_SHORT PROBLEM_
Quote each line of the material verbatim, without the pictures.

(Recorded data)
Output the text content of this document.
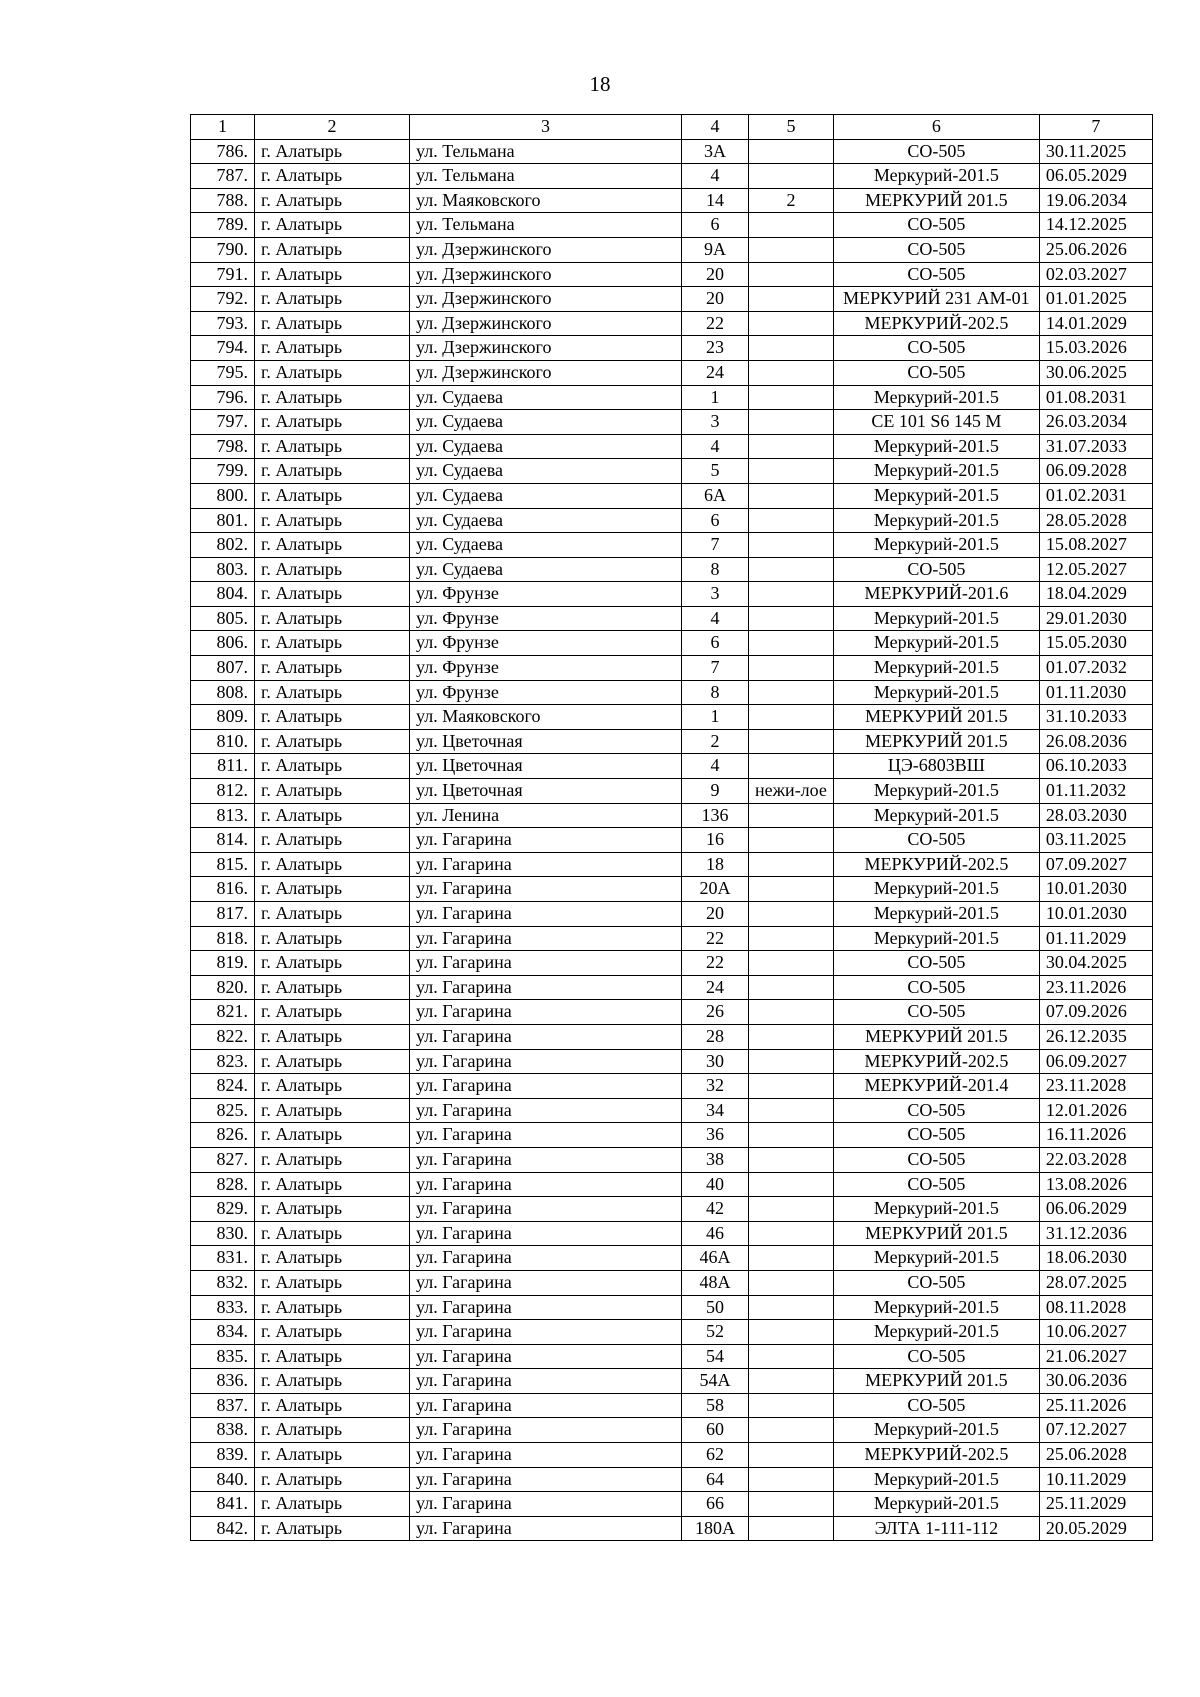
18
1	2	3	4	5	6	7
786.	г. Алатырь	ул. Тельмана	3А		СО-505	30.11.2025
787.	г. Алатырь	ул. Тельмана	4		Меркурий-201.5	06.05.2029
788.	г. Алатырь	ул. Маяковского	14	2	МЕРКУРИЙ 201.5	19.06.2034
789.	г. Алатырь	ул. Тельмана	6		СО-505	14.12.2025
790.	г. Алатырь	ул. Дзержинского	9А		СО-505	25.06.2026
791.	г. Алатырь	ул. Дзержинского	20		СО-505	02.03.2027
792.	г. Алатырь	ул. Дзержинского	20		МЕРКУРИЙ 231 АМ-01	01.01.2025
793.	г. Алатырь	ул. Дзержинского	22		МЕРКУРИЙ-202.5	14.01.2029
794.	г. Алатырь	ул. Дзержинского	23		СО-505	15.03.2026
795.	г. Алатырь	ул. Дзержинского	24		СО-505	30.06.2025
796.	г. Алатырь	ул. Судаева	1		Меркурий-201.5	01.08.2031
797.	г. Алатырь	ул. Судаева	3		CE 101 S6 145 M	26.03.2034
798.	г. Алатырь	ул. Судаева	4		Меркурий-201.5	31.07.2033
799.	г. Алатырь	ул. Судаева	5		Меркурий-201.5	06.09.2028
800.	г. Алатырь	ул. Судаева	6А		Меркурий-201.5	01.02.2031
801.	г. Алатырь	ул. Судаева	6		Меркурий-201.5	28.05.2028
802.	г. Алатырь	ул. Судаева	7		Меркурий-201.5	15.08.2027
803.	г. Алатырь	ул. Судаева	8		СО-505	12.05.2027
804.	г. Алатырь	ул. Фрунзе	3		МЕРКУРИЙ-201.6	18.04.2029
805.	г. Алатырь	ул. Фрунзе	4		Меркурий-201.5	29.01.2030
806.	г. Алатырь	ул. Фрунзе	6		Меркурий-201.5	15.05.2030
807.	г. Алатырь	ул. Фрунзе	7		Меркурий-201.5	01.07.2032
808.	г. Алатырь	ул. Фрунзе	8		Меркурий-201.5	01.11.2030
809.	г. Алатырь	ул. Маяковского	1		МЕРКУРИЙ 201.5	31.10.2033
810.	г. Алатырь	ул. Цветочная	2		МЕРКУРИЙ 201.5	26.08.2036
811.	г. Алатырь	ул. Цветочная	4		ЦЭ-6803ВШ	06.10.2033
812.	г. Алатырь	ул. Цветочная	9	нежи-лое	Меркурий-201.5	01.11.2032
813.	г. Алатырь	ул. Ленина	136		Меркурий-201.5	28.03.2030
814.	г. Алатырь	ул. Гагарина	16		СО-505	03.11.2025
815.	г. Алатырь	ул. Гагарина	18		МЕРКУРИЙ-202.5	07.09.2027
816.	г. Алатырь	ул. Гагарина	20А		Меркурий-201.5	10.01.2030
817.	г. Алатырь	ул. Гагарина	20		Меркурий-201.5	10.01.2030
818.	г. Алатырь	ул. Гагарина	22		Меркурий-201.5	01.11.2029
819.	г. Алатырь	ул. Гагарина	22		СО-505	30.04.2025
820.	г. Алатырь	ул. Гагарина	24		СО-505	23.11.2026
821.	г. Алатырь	ул. Гагарина	26		СО-505	07.09.2026
822.	г. Алатырь	ул. Гагарина	28		МЕРКУРИЙ 201.5	26.12.2035
823.	г. Алатырь	ул. Гагарина	30		МЕРКУРИЙ-202.5	06.09.2027
824.	г. Алатырь	ул. Гагарина	32		МЕРКУРИЙ-201.4	23.11.2028
825.	г. Алатырь	ул. Гагарина	34		СО-505	12.01.2026
826.	г. Алатырь	ул. Гагарина	36		СО-505	16.11.2026
827.	г. Алатырь	ул. Гагарина	38		СО-505	22.03.2028
828.	г. Алатырь	ул. Гагарина	40		СО-505	13.08.2026
829.	г. Алатырь	ул. Гагарина	42		Меркурий-201.5	06.06.2029
830.	г. Алатырь	ул. Гагарина	46		МЕРКУРИЙ 201.5	31.12.2036
831.	г. Алатырь	ул. Гагарина	46А		Меркурий-201.5	18.06.2030
832.	г. Алатырь	ул. Гагарина	48А		СО-505	28.07.2025
833.	г. Алатырь	ул. Гагарина	50		Меркурий-201.5	08.11.2028
834.	г. Алатырь	ул. Гагарина	52		Меркурий-201.5	10.06.2027
835.	г. Алатырь	ул. Гагарина	54		СО-505	21.06.2027
836.	г. Алатырь	ул. Гагарина	54А		МЕРКУРИЙ 201.5	30.06.2036
837.	г. Алатырь	ул. Гагарина	58		СО-505	25.11.2026
838.	г. Алатырь	ул. Гагарина	60		Меркурий-201.5	07.12.2027
839.	г. Алатырь	ул. Гагарина	62		МЕРКУРИЙ-202.5	25.06.2028
840.	г. Алатырь	ул. Гагарина	64		Меркурий-201.5	10.11.2029
841.	г. Алатырь	ул. Гагарина	66		Меркурий-201.5	25.11.2029
842.	г. Алатырь	ул. Гагарина	180А		ЭЛТА 1-111-112	20.05.2029
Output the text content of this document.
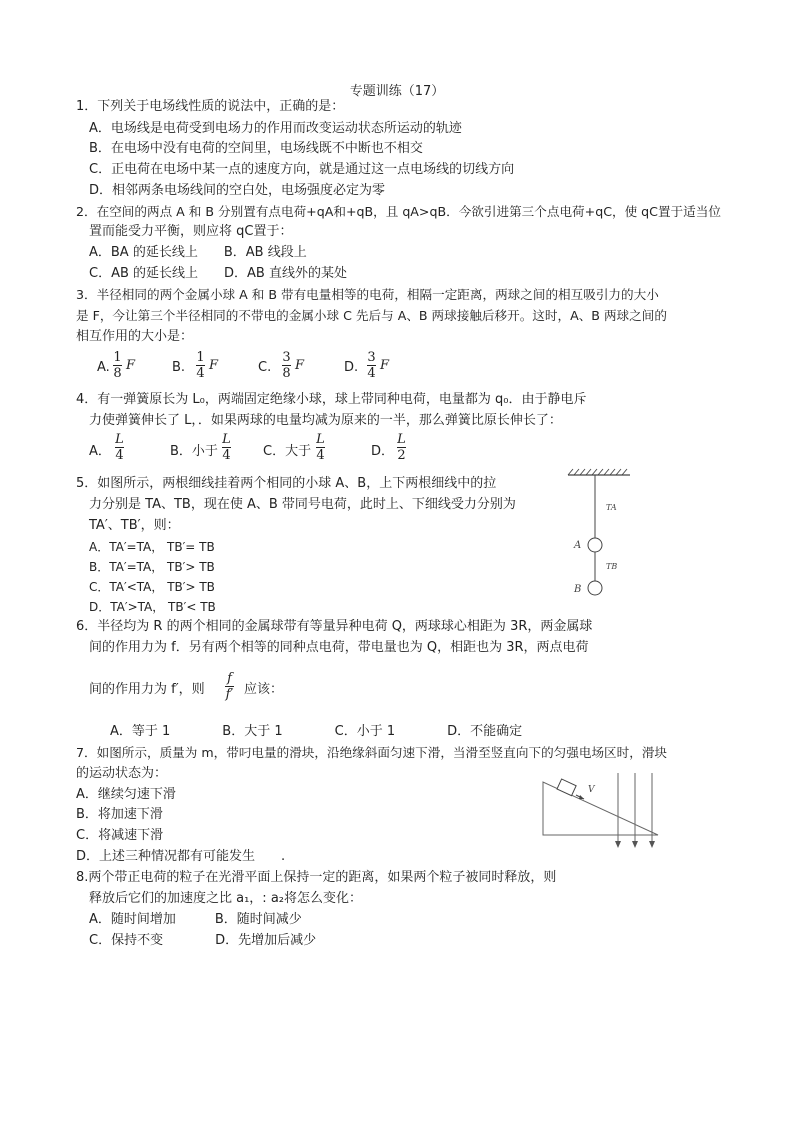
专题训练（17）
1．下列关于电场线性质的说法中，正确的是：
A．电场线是电荷受到电场力的作用而改变运动状态所运动的轨迹
B．在电场中没有电荷的空间里，电场线既不中断也不相交
C．正电荷在电场中某一点的速度方向，就是通过这一点电场线的切线方向
D．相邻两条电场线间的空白处，电场强度必定为零
2．在空间的两点 A 和 B 分别置有点电荷+qA和+qB，且 qA>qB．今欲引进第三个点电荷+qC，使 qC置于适当位
置而能受力平衡，则应将 qC置于：
A．BA 的延长线上　　B．AB 线段上
C．AB 的延长线上　　D．AB 直线外的某处
3．半径相同的两个金属小球 A 和 B 带有电量相等的电荷，相隔一定距离，两球之间的相互吸引力的大小
是 F，今让第三个半径相同的不带电的金属小球 C 先后与 A、B 两球接触后移开。这时，A、B 两球之间的
相互作用的大小是：
A.
1
8
F	B.
1
4
F	C.
3
8
F	D.
3
4
F
4．有一弹簧原长为 L₀，两端固定绝缘小球，球上带同种电荷，电量都为 q₀．由于静电斥
力使弹簧伸长了 L，．如果两球的电量均减为原来的一半，那么弹簧比原长伸长了：
A．
L
4	B．小于
L
4 C．大于
L
4	D．
L
2
5．如图所示，两根细线挂着两个相同的小球 A、B，上下两根细线中的拉
力分别是 TA、TB，现在使 A、B 带同号电荷，此时上、下细线受力分别为
TA′、TB′，则：
A．TA′=TA， TB′= TB
B．TA′=TA， TB′> TB
C．TA′<TA， TB′> TB
D．TA′>TA， TB′< TB
TA
TB
A
B
6．半径均为 R 的两个相同的金属球带有等量异种电荷 Q，两球球心相距为 3R，两金属球
间的作用力为 f．另有两个相等的同种点电荷，带电量也为 Q，相距也为 3R，两点电荷
间的作用力为 f′，则
f
f′ 应该：
A．等于 1　　　　B．大于 1　　　　C．小于 1　　　　D．不能确定
7．如图所示，质量为 m，带叼电量的滑块，沿绝缘斜面匀速下滑，当滑至竖直向下的匀强电场区时，滑块
的运动状态为：
A．继续匀速下滑
B．将加速下滑
C．将减速下滑
D．上述三种情况都有可能发生　　.
V
8.两个带正电荷的粒子在光滑平面上保持一定的距离，如果两个粒子被同时释放，则
释放后它们的加速度之比 a₁，: a₂将怎么变化：
A．随时间增加　　　B．随时间减少
C．保持不变　　　　D．先增加后减少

_TASK RESPONSE_
Output the text content of this document.
18
1	2	3	4	5	6	7
786.	г. Алатырь	ул. Тельмана	3А		СО-505	30.11.2025
787.	г. Алатырь	ул. Тельмана	4		Меркурий-201.5	06.05.2029
788.	г. Алатырь	ул. Маяковского	14	2	МЕРКУРИЙ 201.5	19.06.2034
789.	г. Алатырь	ул. Тельмана	6		СО-505	14.12.2025
790.	г. Алатырь	ул. Дзержинского	9А		СО-505	25.06.2026
791.	г. Алатырь	ул. Дзержинского	20		СО-505	02.03.2027
792.	г. Алатырь	ул. Дзержинского	20		МЕРКУРИЙ 231 АМ-01	01.01.2025
793.	г. Алатырь	ул. Дзержинского	22		МЕРКУРИЙ-202.5	14.01.2029
794.	г. Алатырь	ул. Дзержинского	23		СО-505	15.03.2026
795.	г. Алатырь	ул. Дзержинского	24		СО-505	30.06.2025
796.	г. Алатырь	ул. Судаева	1		Меркурий-201.5	01.08.2031
797.	г. Алатырь	ул. Судаева	3		CE 101 S6 145 M	26.03.2034
798.	г. Алатырь	ул. Судаева	4		Меркурий-201.5	31.07.2033
799.	г. Алатырь	ул. Судаева	5		Меркурий-201.5	06.09.2028
800.	г. Алатырь	ул. Судаева	6А		Меркурий-201.5	01.02.2031
801.	г. Алатырь	ул. Судаева	6		Меркурий-201.5	28.05.2028
802.	г. Алатырь	ул. Судаева	7		Меркурий-201.5	15.08.2027
803.	г. Алатырь	ул. Судаева	8		СО-505	12.05.2027
804.	г. Алатырь	ул. Фрунзе	3		МЕРКУРИЙ-201.6	18.04.2029
805.	г. Алатырь	ул. Фрунзе	4		Меркурий-201.5	29.01.2030
806.	г. Алатырь	ул. Фрунзе	6		Меркурий-201.5	15.05.2030
807.	г. Алатырь	ул. Фрунзе	7		Меркурий-201.5	01.07.2032
808.	г. Алатырь	ул. Фрунзе	8		Меркурий-201.5	01.11.2030
809.	г. Алатырь	ул. Маяковского	1		МЕРКУРИЙ 201.5	31.10.2033
810.	г. Алатырь	ул. Цветочная	2		МЕРКУРИЙ 201.5	26.08.2036
811.	г. Алатырь	ул. Цветочная	4		ЦЭ-6803ВШ	06.10.2033
812.	г. Алатырь	ул. Цветочная	9	нежи-лое	Меркурий-201.5	01.11.2032
813.	г. Алатырь	ул. Ленина	136		Меркурий-201.5	28.03.2030
814.	г. Алатырь	ул. Гагарина	16		СО-505	03.11.2025
815.	г. Алатырь	ул. Гагарина	18		МЕРКУРИЙ-202.5	07.09.2027
816.	г. Алатырь	ул. Гагарина	20А		Меркурий-201.5	10.01.2030
817.	г. Алатырь	ул. Гагарина	20		Меркурий-201.5	10.01.2030
818.	г. Алатырь	ул. Гагарина	22		Меркурий-201.5	01.11.2029
819.	г. Алатырь	ул. Гагарина	22		СО-505	30.04.2025
820.	г. Алатырь	ул. Гагарина	24		СО-505	23.11.2026
821.	г. Алатырь	ул. Гагарина	26		СО-505	07.09.2026
822.	г. Алатырь	ул. Гагарина	28		МЕРКУРИЙ 201.5	26.12.2035
823.	г. Алатырь	ул. Гагарина	30		МЕРКУРИЙ-202.5	06.09.2027
824.	г. Алатырь	ул. Гагарина	32		МЕРКУРИЙ-201.4	23.11.2028
825.	г. Алатырь	ул. Гагарина	34		СО-505	12.01.2026
826.	г. Алатырь	ул. Гагарина	36		СО-505	16.11.2026
827.	г. Алатырь	ул. Гагарина	38		СО-505	22.03.2028
828.	г. Алатырь	ул. Гагарина	40		СО-505	13.08.2026
829.	г. Алатырь	ул. Гагарина	42		Меркурий-201.5	06.06.2029
830.	г. Алатырь	ул. Гагарина	46		МЕРКУРИЙ 201.5	31.12.2036
831.	г. Алатырь	ул. Гагарина	46А		Меркурий-201.5	18.06.2030
832.	г. Алатырь	ул. Гагарина	48А		СО-505	28.07.2025
833.	г. Алатырь	ул. Гагарина	50		Меркурий-201.5	08.11.2028
834.	г. Алатырь	ул. Гагарина	52		Меркурий-201.5	10.06.2027
835.	г. Алатырь	ул. Гагарина	54		СО-505	21.06.2027
836.	г. Алатырь	ул. Гагарина	54А		МЕРКУРИЙ 201.5	30.06.2036
837.	г. Алатырь	ул. Гагарина	58		СО-505	25.11.2026
838.	г. Алатырь	ул. Гагарина	60		Меркурий-201.5	07.12.2027
839.	г. Алатырь	ул. Гагарина	62		МЕРКУРИЙ-202.5	25.06.2028
840.	г. Алатырь	ул. Гагарина	64		Меркурий-201.5	10.11.2029
841.	г. Алатырь	ул. Гагарина	66		Меркурий-201.5	25.11.2029
842.	г. Алатырь	ул. Гагарина	180А		ЭЛТА 1-111-112	20.05.2029
Output the text content of this document.
专题训练（17）
1．下列关于电场线性质的说法中，正确的是：
A．电场线是电荷受到电场力的作用而改变运动状态所运动的轨迹
B．在电场中没有电荷的空间里，电场线既不中断也不相交
C．正电荷在电场中某一点的速度方向，就是通过这一点电场线的切线方向
D．相邻两条电场线间的空白处，电场强度必定为零
2．在空间的两点 A 和 B 分别置有点电荷+qA和+qB，且 qA>qB．今欲引进第三个点电荷+qC，使 qC置于适当位
置而能受力平衡，则应将 qC置于：
A．BA 的延长线上　　B．AB 线段上
C．AB 的延长线上　　D．AB 直线外的某处
3．半径相同的两个金属小球 A 和 B 带有电量相等的电荷，相隔一定距离，两球之间的相互吸引力的大小
是 F，今让第三个半径相同的不带电的金属小球 C 先后与 A、B 两球接触后移开。这时，A、B 两球之间的
相互作用的大小是：
A.
1
8
F	B.
1
4
F	C.
3
8
F	D.
3
4
F
4．有一弹簧原长为 L₀，两端固定绝缘小球，球上带同种电荷，电量都为 q₀．由于静电斥
力使弹簧伸长了 L，．如果两球的电量均减为原来的一半，那么弹簧比原长伸长了：
A．
L
4	B．小于
L
4 C．大于
L
4	D．
L
2
5．如图所示，两根细线挂着两个相同的小球 A、B，上下两根细线中的拉
力分别是 TA、TB，现在使 A、B 带同号电荷，此时上、下细线受力分别为
TA′、TB′，则：
A．TA′=TA， TB′= TB
B．TA′=TA， TB′> TB
C．TA′<TA， TB′> TB
D．TA′>TA， TB′< TB
TA
TB
A
B
6．半径均为 R 的两个相同的金属球带有等量异种电荷 Q，两球球心相距为 3R，两金属球
间的作用力为 f．另有两个相等的同种点电荷，带电量也为 Q，相距也为 3R，两点电荷
间的作用力为 f′，则
f
f′ 应该：
A．等于 1　　　　B．大于 1　　　　C．小于 1　　　　D．不能确定
7．如图所示，质量为 m，带叼电量的滑块，沿绝缘斜面匀速下滑，当滑至竖直向下的匀强电场区时，滑块
的运动状态为：
A．继续匀速下滑
B．将加速下滑
C．将减速下滑
D．上述三种情况都有可能发生　　.
V
8.两个带正电荷的粒子在光滑平面上保持一定的距离，如果两个粒子被同时释放，则
释放后它们的加速度之比 a₁，: a₂将怎么变化：
A．随时间增加　　　B．随时间减少
C．保持不变　　　　D．先增加后减少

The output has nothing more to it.